[Records from a data source]

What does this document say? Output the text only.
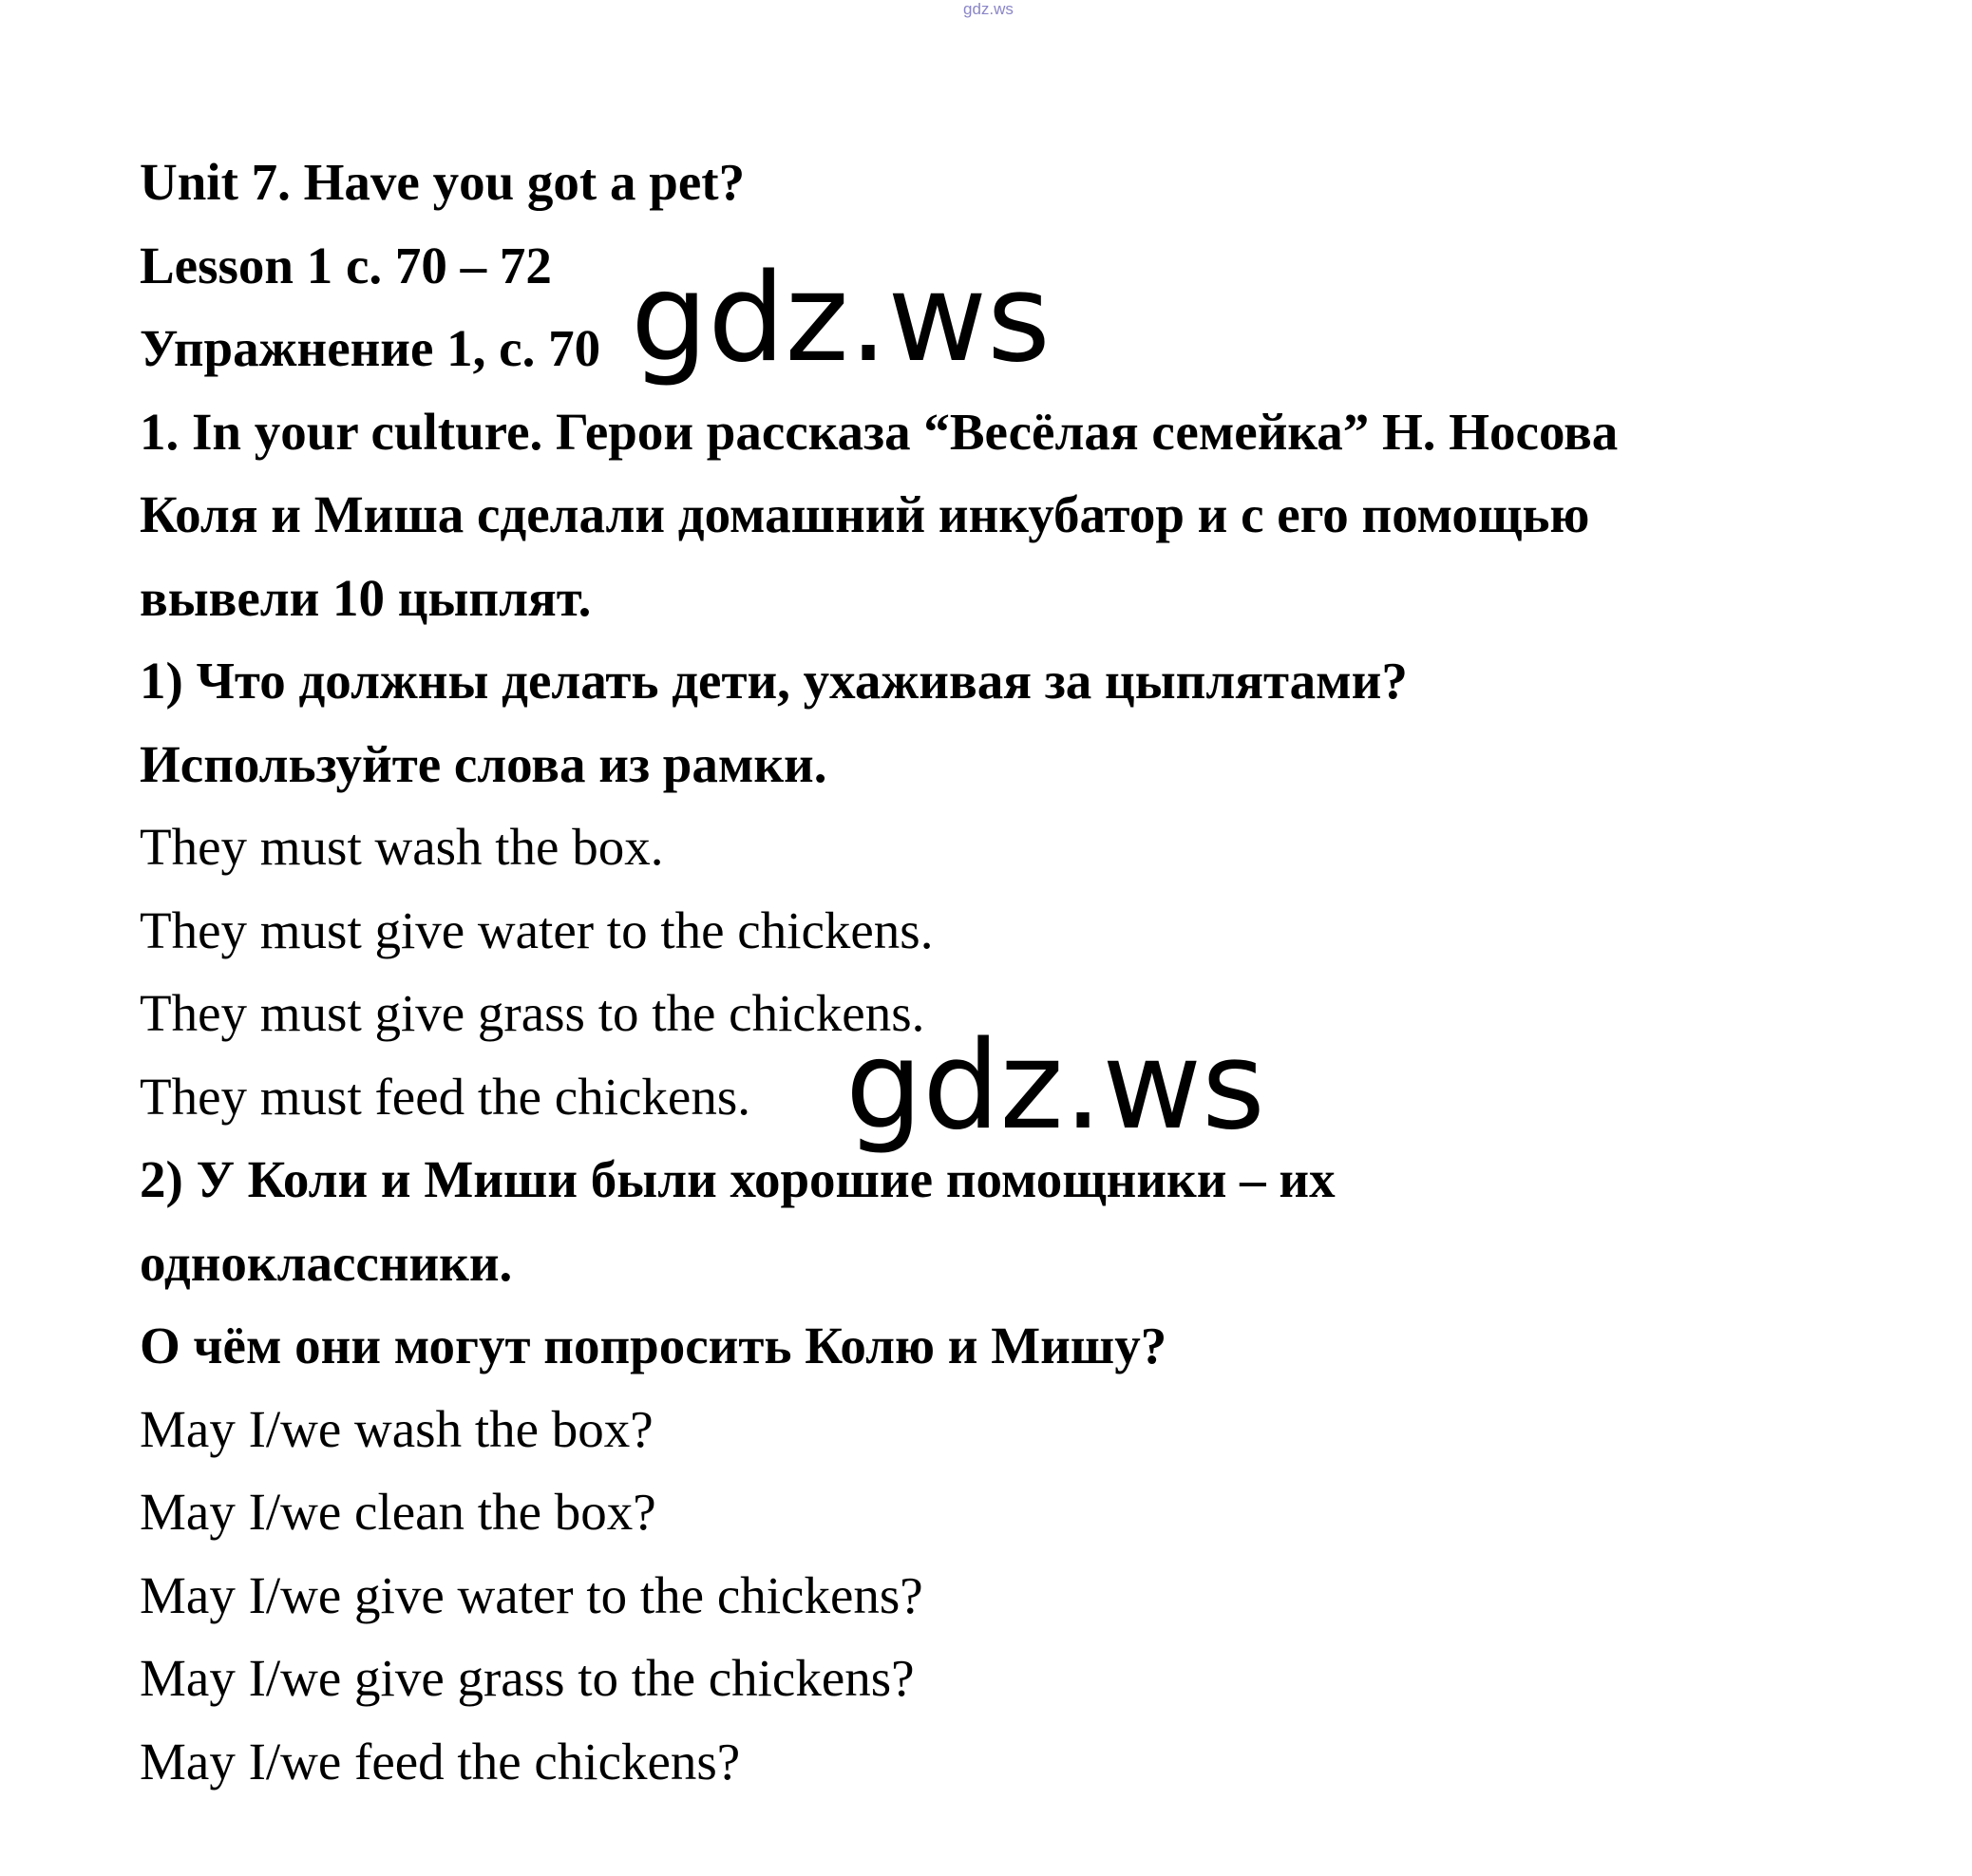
gdz.ws
Unit 7. Have you got a pet?
Lesson 1 с. 70 – 72
Упражнение 1, с. 70
1. In your culture. Герои рассказа “Весёлая семейка” Н. Носова
Коля и Миша сделали домашний инкубатор и с его помощью
вывели 10 цыплят.
1) Что должны делать дети, ухаживая за цыплятами?
Используйте слова из рамки.
They must wash the box.
They must give water to the chickens.
They must give grass to the chickens.
They must feed the chickens.
2) У Коли и Миши были хорошие помощники – их
одноклассники.
О чём они могут попросить Колю и Мишу?
May I/we wash the box?
May I/we clean the box?
May I/we give water to the chickens?
May I/we give grass to the chickens?
May I/we feed the chickens?
gdz.ws
gdz.ws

Task description:
Without the pictures, restate each entry exactly.

Result below:
What does this document say? Output the text only.
gdz.ws
Unit 7. Have you got a pet?
Lesson 1 с. 70 – 72
Упражнение 1, с. 70
1. In your culture. Герои рассказа “Весёлая семейка” Н. Носова
Коля и Миша сделали домашний инкубатор и с его помощью
вывели 10 цыплят.
1) Что должны делать дети, ухаживая за цыплятами?
Используйте слова из рамки.
They must wash the box.
They must give water to the chickens.
They must give grass to the chickens.
They must feed the chickens.
2) У Коли и Миши были хорошие помощники – их
одноклассники.
О чём они могут попросить Колю и Мишу?
May I/we wash the box?
May I/we clean the box?
May I/we give water to the chickens?
May I/we give grass to the chickens?
May I/we feed the chickens?
gdz.ws
gdz.ws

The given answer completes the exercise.